**Sağlanan Metin:**
5.11.09

WHEN A BLIND MAN CRIES, PARDON BLIND WOMAN'S CURSE


“Beni bir kedi lanetledi.” Tachibana yakuza çetesinin başı Akemi Tachibana tarafından, atıldığı kadınlar hapishanesinde sarfettiği bu cümleyle açılan filmi seçmem tesadüf değil elbette. Çünkü beni de bir kedi lanetledi. Hatta sadece beni değil maalesef yakın çevremi ve facebook üzerinden olmak üzere birçok tanıdığımı da lanetledi. Şantiyede acayip isimli bir kedinin peşine düşüp, yemeden içmeden kesilip, nerdeyse saatbaşı olmak üzere, gereksiz foto ve videolarla taciz ettiğim arkadaşlarımdan bu vesileyle özür diledikten hemen sonra filme devam edeyim diyorum.



Turist Ömer derler benim adıma, adıma...

1970 tarihli ve kalbimde, bir Godfrey Ho kadar olmasa da, en az onun kadar acayip bir yeri olan Teruo Ishii tarafından yönetilmiş Kaidan Nobori Ryu (Blind Woman’s Curse), yönetmenin filmografisinde önemli bir yer tutan yakuza filmlerinden birisi. Her ne kadar klasik bir yakuza filmi diyemesek de klasik bir Ishii filmi diyebiliriz gönül rahatlığıyla. Zira işin içine bir kedinin lanetini ve kendine has acayip öğelerini karıştırmayı her nasılsa başarmış yönetmen.



Japon sinemasının yıldızlarından Meiko Kaji ablayı, Tachibana çetesinin başı Akemi olarak karşımıza çıkaran filmin açılış sahnesi oldukça etkileyici. Akemi’nin 5 kişiden oluşan ekibinin herbirinin sırtında, birleştikleri zaman tek parça haline gelen ejderha dövmesinin bir parçası mevcut. Elbette ejderhanın kafası, Akemi’nin sırtında. Dövüşürken, biliyorum çok bayat olacak ama Voltron gibi birleşmek suretiyle kendilerine has bir stil oluşturan ekip, dalgalanmak suretiyle müthiş bir görüntü meydana getirmişler. Böyle ahenkle ve doygun renklerle, seyircisini büyüleyen film, bekletmeden bombasını patlatıyor. Karşı çetenin liderini öldürmek için hamle yapan Akemi, “Lütfen abimi öldürme” diyerek abisinin önüne atılan genç kadının gözlerini kılıcıyla kör ediyor. Yere düşen kadının başucunda peyda olan kara kedi (jaguar desek yeridir), kadının gözlerini yalamak suretiyle lanet olayını başlatıyor.

**Görev Tanımı 1:**
Blind Woman's Curse filmi üzerine yazıda adı ve soyadı birlikte geçen kişileri listeleyin.

**Görev Girdisi:**
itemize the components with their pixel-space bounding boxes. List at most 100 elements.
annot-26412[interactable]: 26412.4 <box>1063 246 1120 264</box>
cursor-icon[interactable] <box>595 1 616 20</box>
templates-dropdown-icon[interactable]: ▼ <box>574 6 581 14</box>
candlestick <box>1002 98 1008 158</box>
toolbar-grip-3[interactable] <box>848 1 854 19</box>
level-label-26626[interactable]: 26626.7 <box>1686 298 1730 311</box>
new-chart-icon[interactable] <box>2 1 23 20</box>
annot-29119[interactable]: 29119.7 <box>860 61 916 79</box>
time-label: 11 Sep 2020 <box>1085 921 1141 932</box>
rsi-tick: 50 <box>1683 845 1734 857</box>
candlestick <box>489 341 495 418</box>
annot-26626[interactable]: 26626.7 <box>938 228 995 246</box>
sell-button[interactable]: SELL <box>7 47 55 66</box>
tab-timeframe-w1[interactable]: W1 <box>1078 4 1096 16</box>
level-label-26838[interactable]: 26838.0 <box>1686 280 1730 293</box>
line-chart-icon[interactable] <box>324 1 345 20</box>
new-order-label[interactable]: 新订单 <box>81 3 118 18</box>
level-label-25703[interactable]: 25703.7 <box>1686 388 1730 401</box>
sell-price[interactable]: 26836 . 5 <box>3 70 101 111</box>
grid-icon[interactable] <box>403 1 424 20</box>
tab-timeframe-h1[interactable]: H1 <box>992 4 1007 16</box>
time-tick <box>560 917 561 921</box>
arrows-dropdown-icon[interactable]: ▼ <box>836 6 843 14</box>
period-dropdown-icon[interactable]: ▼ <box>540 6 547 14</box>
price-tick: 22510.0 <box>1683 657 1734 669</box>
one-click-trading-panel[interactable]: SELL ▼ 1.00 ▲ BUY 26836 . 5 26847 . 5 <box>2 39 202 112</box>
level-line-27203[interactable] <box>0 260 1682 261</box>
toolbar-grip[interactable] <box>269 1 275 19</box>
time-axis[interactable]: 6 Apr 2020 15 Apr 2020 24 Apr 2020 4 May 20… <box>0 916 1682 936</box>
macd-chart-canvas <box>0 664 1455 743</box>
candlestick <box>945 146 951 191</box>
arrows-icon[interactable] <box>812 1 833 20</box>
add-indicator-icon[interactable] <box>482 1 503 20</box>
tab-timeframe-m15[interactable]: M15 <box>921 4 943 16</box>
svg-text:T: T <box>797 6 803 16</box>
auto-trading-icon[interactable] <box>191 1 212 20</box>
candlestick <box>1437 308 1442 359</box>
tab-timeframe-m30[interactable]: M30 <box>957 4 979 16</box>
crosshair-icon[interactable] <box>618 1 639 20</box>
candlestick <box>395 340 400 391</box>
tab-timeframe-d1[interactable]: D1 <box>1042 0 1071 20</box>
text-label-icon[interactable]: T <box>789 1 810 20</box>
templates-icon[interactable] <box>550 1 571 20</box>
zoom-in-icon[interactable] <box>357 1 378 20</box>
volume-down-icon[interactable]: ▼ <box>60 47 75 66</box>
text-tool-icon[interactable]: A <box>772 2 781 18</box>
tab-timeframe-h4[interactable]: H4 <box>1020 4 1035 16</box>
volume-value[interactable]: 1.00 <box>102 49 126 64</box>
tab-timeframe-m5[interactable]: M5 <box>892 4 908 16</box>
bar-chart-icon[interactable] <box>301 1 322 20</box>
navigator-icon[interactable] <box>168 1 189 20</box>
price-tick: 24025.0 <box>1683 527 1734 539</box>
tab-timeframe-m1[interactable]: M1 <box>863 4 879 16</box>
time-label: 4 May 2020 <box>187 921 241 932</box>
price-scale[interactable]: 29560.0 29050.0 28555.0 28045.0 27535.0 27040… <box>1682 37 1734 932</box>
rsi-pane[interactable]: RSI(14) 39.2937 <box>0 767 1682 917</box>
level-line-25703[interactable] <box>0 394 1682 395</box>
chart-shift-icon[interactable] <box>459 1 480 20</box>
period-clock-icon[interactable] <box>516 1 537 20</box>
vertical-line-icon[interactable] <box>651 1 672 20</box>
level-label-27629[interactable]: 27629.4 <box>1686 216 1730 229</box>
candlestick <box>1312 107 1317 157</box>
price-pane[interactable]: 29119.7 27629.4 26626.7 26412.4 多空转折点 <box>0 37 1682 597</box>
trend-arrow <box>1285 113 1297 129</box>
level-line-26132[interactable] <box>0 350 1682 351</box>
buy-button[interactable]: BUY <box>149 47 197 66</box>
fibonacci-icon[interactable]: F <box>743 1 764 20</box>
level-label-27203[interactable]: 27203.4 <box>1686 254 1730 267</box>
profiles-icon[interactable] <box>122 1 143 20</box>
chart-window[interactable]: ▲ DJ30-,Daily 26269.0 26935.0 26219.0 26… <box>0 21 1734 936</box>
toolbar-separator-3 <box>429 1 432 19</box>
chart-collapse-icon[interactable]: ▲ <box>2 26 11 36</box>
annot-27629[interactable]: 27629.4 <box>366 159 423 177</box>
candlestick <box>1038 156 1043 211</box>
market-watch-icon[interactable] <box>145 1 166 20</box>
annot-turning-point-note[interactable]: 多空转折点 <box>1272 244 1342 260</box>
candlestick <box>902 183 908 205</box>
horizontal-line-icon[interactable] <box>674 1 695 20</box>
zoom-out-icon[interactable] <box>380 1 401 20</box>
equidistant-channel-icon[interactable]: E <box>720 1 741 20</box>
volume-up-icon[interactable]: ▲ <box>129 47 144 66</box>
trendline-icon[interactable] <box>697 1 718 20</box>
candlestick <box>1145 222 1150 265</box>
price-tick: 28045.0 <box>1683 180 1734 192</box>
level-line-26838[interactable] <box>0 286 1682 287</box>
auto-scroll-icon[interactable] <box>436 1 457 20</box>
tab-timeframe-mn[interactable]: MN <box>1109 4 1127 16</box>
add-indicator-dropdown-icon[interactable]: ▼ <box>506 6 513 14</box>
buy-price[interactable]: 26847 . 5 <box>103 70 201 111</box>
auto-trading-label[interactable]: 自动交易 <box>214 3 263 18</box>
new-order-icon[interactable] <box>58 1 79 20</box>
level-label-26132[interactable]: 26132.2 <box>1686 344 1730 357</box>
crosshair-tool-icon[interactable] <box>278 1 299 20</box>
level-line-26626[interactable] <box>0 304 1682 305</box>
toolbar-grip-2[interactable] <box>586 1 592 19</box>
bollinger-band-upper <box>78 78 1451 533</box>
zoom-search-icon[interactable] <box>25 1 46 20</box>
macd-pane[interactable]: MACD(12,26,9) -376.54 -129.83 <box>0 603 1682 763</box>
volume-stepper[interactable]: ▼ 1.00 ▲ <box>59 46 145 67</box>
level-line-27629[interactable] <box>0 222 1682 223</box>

**Görev Tanımı 2:**
Girdilerin başından "candlestick <box>945 146 951 191</box>" ifadesini içeren satıra kadar uzanan kısımda (iki uç dahil) "candlestick" sözcüğünü "mum" ile değiştirin. Yalnızca bu kısmı, başka hiçbir şeyi değiştirmeden yeniden yazın.

**Yanıt 1:**
- Akemi Tachibana
- Godfrey Ho
- Teruo Ishii
- Meiko Kaji

**Yanıt 2:**
itemize the components with their pixel-space bounding boxes. List at most 100 elements.
annot-26412[interactable]: 26412.4 <box>1063 246 1120 264</box>
cursor-icon[interactable] <box>595 1 616 20</box>
templates-dropdown-icon[interactable]: ▼ <box>574 6 581 14</box>
mum <box>1002 98 1008 158</box>
toolbar-grip-3[interactable] <box>848 1 854 19</box>
level-label-26626[interactable]: 26626.7 <box>1686 298 1730 311</box>
new-chart-icon[interactable] <box>2 1 23 20</box>
annot-29119[interactable]: 29119.7 <box>860 61 916 79</box>
time-label: 11 Sep 2020 <box>1085 921 1141 932</box>
rsi-tick: 50 <box>1683 845 1734 857</box>
mum <box>489 341 495 418</box>
annot-26626[interactable]: 26626.7 <box>938 228 995 246</box>
sell-button[interactable]: SELL <box>7 47 55 66</box>
tab-timeframe-w1[interactable]: W1 <box>1078 4 1096 16</box>
level-label-26838[interactable]: 26838.0 <box>1686 280 1730 293</box>
line-chart-icon[interactable] <box>324 1 345 20</box>
new-order-label[interactable]: 新订单 <box>81 3 118 18</box>
level-label-25703[interactable]: 25703.7 <box>1686 388 1730 401</box>
sell-price[interactable]: 26836 . 5 <box>3 70 101 111</box>
grid-icon[interactable] <box>403 1 424 20</box>
tab-timeframe-h1[interactable]: H1 <box>992 4 1007 16</box>
time-tick <box>560 917 561 921</box>
arrows-dropdown-icon[interactable]: ▼ <box>836 6 843 14</box>
period-dropdown-icon[interactable]: ▼ <box>540 6 547 14</box>
price-tick: 22510.0 <box>1683 657 1734 669</box>
one-click-trading-panel[interactable]: SELL ▼ 1.00 ▲ BUY 26836 . 5 26847 . 5 <box>2 39 202 112</box>
level-line-27203[interactable] <box>0 260 1682 261</box>
toolbar-grip[interactable] <box>269 1 275 19</box>
time-axis[interactable]: 6 Apr 2020 15 Apr 2020 24 Apr 2020 4 May 20… <box>0 916 1682 936</box>
macd-chart-canvas <box>0 664 1455 743</box>
mum <box>945 146 951 191</box>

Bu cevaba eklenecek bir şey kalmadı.